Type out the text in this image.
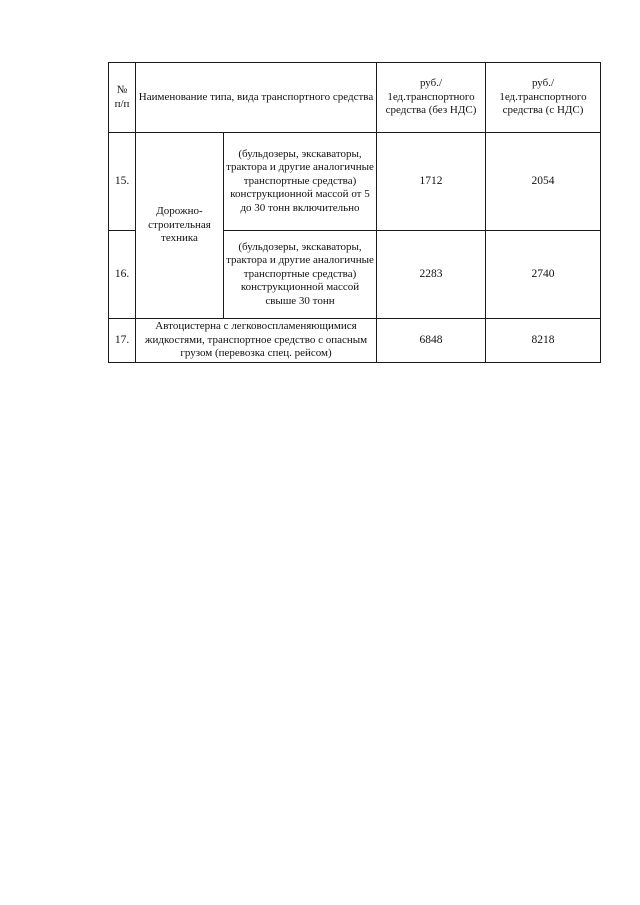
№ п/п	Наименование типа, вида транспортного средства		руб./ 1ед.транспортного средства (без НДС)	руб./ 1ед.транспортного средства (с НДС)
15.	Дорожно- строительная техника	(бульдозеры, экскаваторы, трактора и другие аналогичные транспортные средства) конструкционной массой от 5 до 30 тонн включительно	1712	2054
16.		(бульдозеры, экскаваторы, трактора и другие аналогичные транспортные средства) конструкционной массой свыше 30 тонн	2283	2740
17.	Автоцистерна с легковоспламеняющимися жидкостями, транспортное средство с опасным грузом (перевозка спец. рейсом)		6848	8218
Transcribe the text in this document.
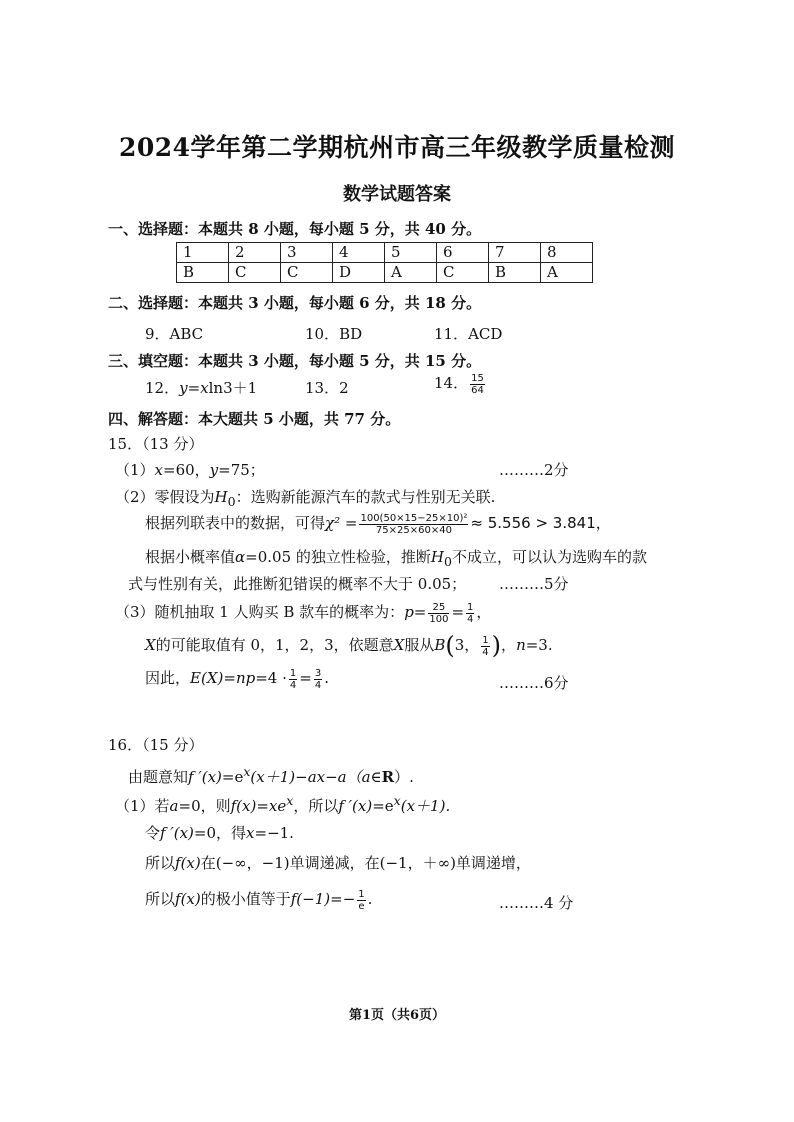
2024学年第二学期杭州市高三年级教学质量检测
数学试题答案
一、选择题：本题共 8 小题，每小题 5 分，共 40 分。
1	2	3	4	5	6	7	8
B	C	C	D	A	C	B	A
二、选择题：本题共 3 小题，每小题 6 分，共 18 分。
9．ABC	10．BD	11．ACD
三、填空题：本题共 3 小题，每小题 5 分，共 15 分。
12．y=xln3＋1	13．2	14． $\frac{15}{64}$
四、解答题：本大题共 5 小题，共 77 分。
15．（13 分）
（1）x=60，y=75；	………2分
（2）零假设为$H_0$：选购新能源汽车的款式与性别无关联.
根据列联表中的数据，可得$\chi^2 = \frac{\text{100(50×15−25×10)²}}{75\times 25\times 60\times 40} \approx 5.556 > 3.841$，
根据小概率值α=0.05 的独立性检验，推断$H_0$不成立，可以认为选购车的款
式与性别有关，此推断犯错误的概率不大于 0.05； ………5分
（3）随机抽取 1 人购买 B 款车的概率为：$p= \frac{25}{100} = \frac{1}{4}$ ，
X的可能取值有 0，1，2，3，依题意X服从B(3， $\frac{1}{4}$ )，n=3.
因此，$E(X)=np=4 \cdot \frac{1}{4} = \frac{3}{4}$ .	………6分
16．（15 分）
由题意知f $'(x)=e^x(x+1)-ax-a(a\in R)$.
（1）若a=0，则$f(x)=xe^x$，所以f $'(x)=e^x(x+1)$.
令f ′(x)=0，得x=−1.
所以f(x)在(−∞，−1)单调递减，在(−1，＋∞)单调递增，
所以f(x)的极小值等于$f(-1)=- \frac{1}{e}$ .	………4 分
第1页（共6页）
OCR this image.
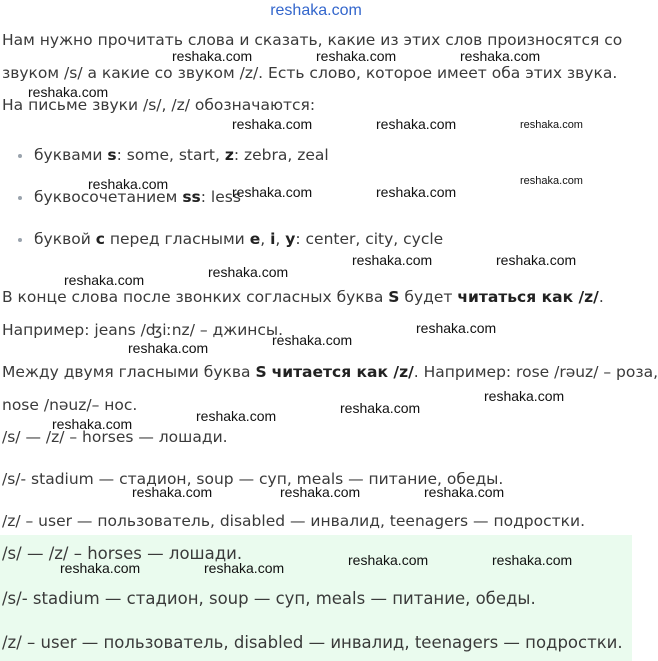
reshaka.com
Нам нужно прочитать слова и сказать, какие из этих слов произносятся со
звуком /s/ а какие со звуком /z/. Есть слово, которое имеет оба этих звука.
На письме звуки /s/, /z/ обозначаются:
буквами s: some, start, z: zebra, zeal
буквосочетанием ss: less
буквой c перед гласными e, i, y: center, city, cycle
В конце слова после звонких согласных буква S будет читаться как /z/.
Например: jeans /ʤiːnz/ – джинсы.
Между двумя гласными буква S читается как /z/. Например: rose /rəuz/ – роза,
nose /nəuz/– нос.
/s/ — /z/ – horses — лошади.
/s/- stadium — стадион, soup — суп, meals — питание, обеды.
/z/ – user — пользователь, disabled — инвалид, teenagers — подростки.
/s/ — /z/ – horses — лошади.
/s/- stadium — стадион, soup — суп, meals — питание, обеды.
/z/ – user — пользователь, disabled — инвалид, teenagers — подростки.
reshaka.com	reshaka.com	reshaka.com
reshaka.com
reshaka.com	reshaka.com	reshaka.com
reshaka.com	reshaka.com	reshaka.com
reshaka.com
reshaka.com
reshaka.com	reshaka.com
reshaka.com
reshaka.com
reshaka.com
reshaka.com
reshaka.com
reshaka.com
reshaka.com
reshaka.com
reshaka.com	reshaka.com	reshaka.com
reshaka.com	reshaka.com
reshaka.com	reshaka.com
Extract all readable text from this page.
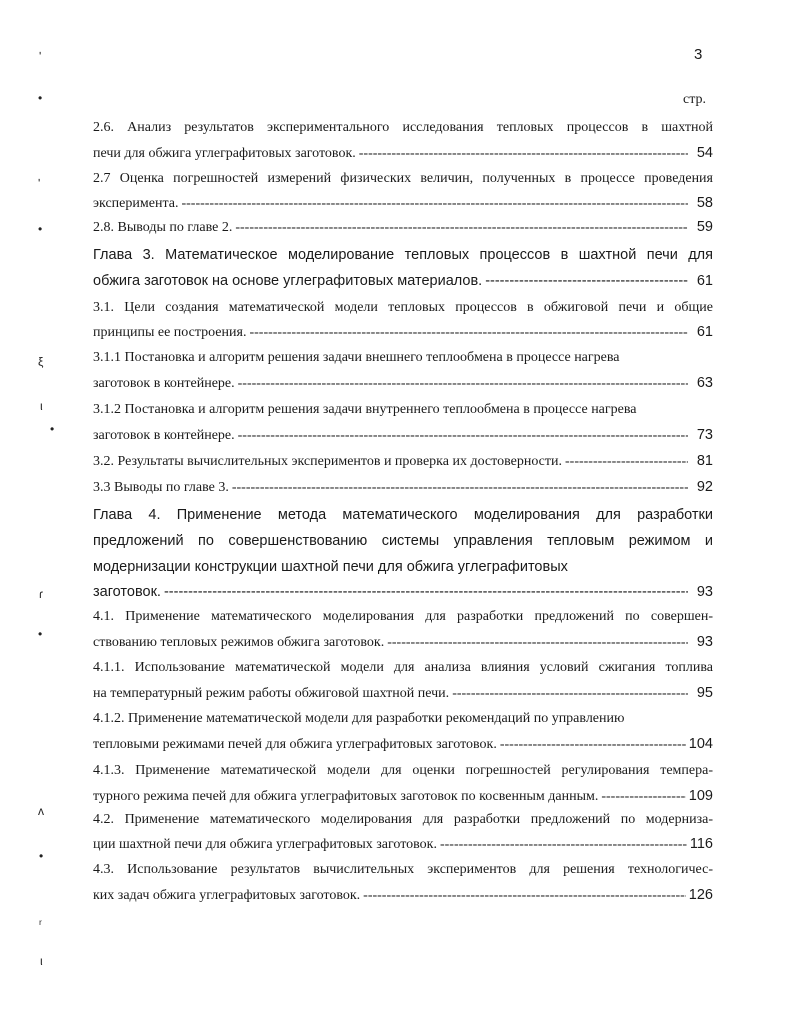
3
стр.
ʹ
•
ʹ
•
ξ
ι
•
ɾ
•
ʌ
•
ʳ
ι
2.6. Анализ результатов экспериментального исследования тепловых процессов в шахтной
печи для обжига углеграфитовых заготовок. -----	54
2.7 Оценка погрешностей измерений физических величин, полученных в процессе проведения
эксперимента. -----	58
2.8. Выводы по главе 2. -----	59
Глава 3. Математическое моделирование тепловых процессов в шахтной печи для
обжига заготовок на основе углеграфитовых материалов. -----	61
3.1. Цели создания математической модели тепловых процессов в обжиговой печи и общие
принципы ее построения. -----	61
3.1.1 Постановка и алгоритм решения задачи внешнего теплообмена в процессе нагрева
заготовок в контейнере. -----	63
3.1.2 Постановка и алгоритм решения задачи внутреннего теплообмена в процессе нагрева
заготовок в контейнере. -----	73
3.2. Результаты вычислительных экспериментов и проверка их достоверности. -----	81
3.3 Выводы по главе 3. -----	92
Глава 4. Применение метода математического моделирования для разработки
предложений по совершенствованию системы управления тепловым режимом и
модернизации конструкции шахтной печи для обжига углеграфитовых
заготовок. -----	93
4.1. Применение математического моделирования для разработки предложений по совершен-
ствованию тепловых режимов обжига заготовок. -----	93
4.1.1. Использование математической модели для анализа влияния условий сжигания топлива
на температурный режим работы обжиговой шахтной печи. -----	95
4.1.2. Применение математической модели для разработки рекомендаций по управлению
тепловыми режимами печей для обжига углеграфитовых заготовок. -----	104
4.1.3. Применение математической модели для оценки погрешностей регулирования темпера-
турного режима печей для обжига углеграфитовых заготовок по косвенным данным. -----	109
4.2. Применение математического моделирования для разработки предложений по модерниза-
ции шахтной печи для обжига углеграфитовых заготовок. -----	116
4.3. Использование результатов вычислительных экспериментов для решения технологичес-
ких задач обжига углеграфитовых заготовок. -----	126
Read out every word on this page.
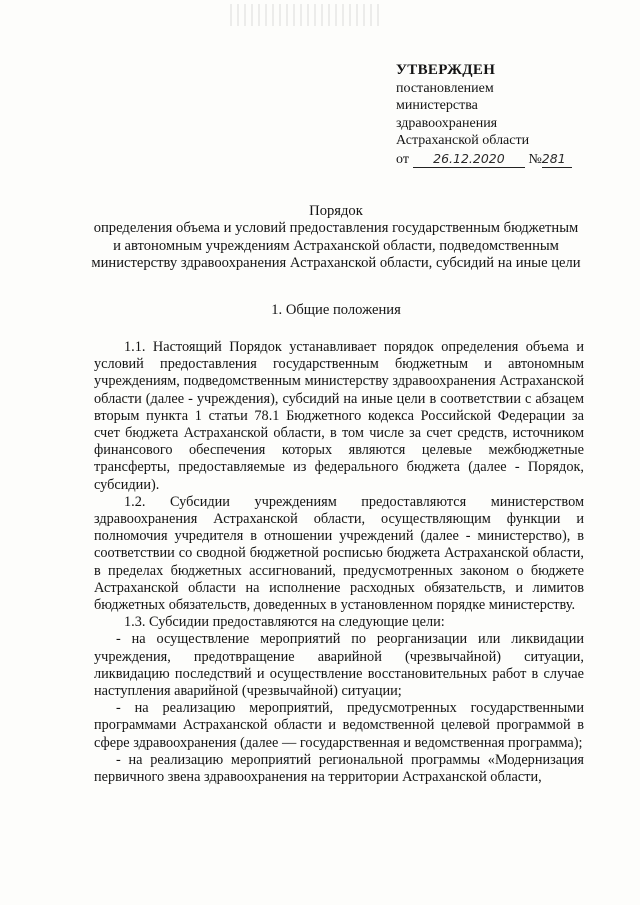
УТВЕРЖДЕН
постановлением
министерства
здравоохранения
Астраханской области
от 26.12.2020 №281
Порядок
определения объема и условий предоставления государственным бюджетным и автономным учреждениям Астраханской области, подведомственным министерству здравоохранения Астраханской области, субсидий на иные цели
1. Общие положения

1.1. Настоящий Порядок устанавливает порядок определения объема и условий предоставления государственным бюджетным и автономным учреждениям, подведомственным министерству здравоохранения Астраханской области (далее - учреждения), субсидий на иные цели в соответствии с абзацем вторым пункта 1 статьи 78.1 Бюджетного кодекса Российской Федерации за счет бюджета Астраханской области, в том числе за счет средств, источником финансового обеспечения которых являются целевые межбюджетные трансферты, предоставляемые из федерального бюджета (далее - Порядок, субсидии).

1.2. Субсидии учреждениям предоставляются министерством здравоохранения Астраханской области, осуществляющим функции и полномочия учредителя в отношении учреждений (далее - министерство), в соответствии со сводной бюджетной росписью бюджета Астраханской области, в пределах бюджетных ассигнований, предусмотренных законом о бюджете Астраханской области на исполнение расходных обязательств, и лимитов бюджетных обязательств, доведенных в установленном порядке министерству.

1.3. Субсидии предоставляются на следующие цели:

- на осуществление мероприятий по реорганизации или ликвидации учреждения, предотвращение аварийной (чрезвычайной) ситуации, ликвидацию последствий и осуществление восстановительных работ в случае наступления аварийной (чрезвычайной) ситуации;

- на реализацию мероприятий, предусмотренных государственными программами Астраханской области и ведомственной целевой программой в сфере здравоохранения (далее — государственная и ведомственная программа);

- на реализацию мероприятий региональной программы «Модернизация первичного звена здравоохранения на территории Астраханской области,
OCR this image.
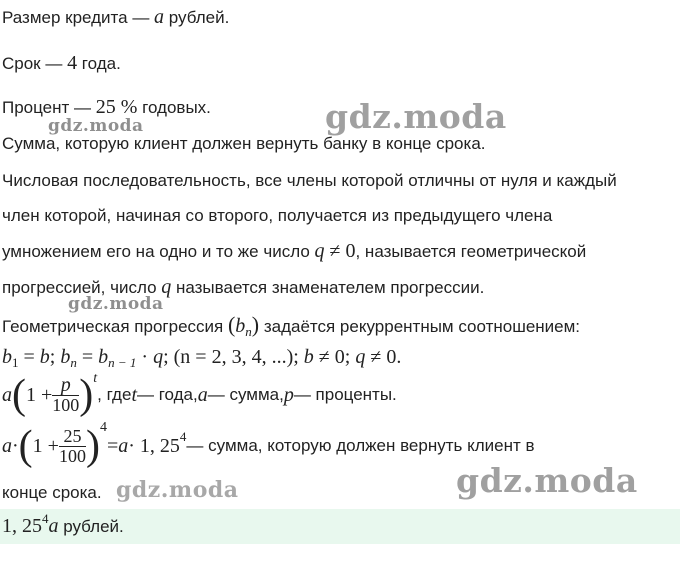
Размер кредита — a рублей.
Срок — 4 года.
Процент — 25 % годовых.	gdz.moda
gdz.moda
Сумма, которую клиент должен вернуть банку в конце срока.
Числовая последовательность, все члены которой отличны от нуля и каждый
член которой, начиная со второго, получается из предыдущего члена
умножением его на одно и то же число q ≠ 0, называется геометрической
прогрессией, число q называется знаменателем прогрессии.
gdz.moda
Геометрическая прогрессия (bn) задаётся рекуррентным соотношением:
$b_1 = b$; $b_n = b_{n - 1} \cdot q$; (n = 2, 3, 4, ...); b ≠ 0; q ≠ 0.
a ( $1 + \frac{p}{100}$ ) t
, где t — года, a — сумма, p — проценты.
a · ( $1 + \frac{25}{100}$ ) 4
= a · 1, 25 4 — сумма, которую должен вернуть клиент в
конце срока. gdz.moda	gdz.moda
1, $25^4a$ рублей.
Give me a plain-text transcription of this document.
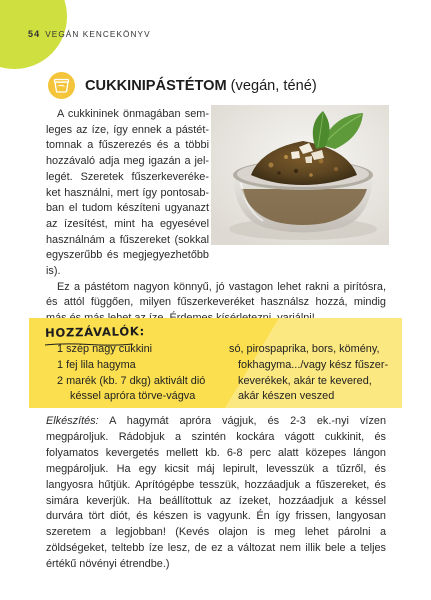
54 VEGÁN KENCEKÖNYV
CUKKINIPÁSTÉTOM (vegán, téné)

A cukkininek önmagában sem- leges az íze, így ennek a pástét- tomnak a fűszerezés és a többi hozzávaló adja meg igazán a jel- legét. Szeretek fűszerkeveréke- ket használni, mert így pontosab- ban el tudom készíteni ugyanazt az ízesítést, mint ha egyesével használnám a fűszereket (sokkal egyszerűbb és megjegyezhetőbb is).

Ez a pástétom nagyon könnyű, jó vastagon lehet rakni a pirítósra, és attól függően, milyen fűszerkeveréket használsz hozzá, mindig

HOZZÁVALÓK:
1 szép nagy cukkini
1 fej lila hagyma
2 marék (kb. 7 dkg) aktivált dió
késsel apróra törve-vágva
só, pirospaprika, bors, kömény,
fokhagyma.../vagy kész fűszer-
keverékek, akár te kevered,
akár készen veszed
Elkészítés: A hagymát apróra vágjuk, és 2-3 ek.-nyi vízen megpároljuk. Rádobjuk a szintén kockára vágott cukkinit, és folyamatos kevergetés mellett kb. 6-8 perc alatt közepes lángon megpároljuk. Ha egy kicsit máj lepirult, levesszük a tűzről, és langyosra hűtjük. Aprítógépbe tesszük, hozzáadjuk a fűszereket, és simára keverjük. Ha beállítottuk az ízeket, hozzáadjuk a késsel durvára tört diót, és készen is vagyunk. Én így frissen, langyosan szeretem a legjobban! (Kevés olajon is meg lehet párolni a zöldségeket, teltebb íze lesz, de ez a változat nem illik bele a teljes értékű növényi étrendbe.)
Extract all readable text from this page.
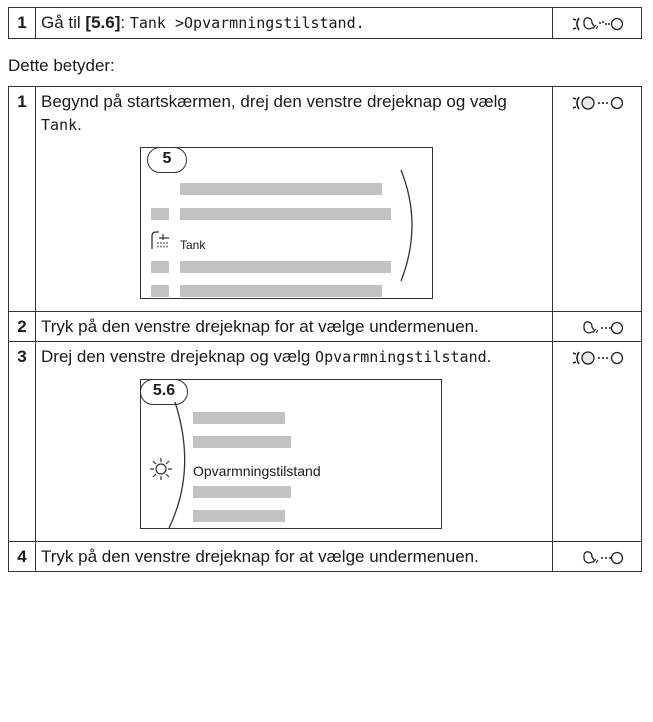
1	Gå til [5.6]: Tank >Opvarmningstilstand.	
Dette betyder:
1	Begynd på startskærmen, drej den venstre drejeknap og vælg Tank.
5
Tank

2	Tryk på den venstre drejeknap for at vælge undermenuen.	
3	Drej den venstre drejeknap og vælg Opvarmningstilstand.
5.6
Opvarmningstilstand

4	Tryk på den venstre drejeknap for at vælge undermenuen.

#####

**GOAL**
Select and copy every line from the records that includes the word "мероприятий".

**TASK RESULT**
- на осуществление мероприятий по реорганизации или ликвидации учреждения, предотвращение аварийной (чрезвычайной) ситуации, ликвидацию последствий и осуществление восстановительных работ в случае наступления аварийной (чрезвычайной) ситуации;
- на реализацию мероприятий, предусмотренных государственными программами Астраханской области и ведомственной целевой программой в сфере здравоохранения (далее — государственная и ведомственная программа);
- на реализацию мероприятий региональной программы «Модернизация первичного звена здравоохранения на территории Астраханской области,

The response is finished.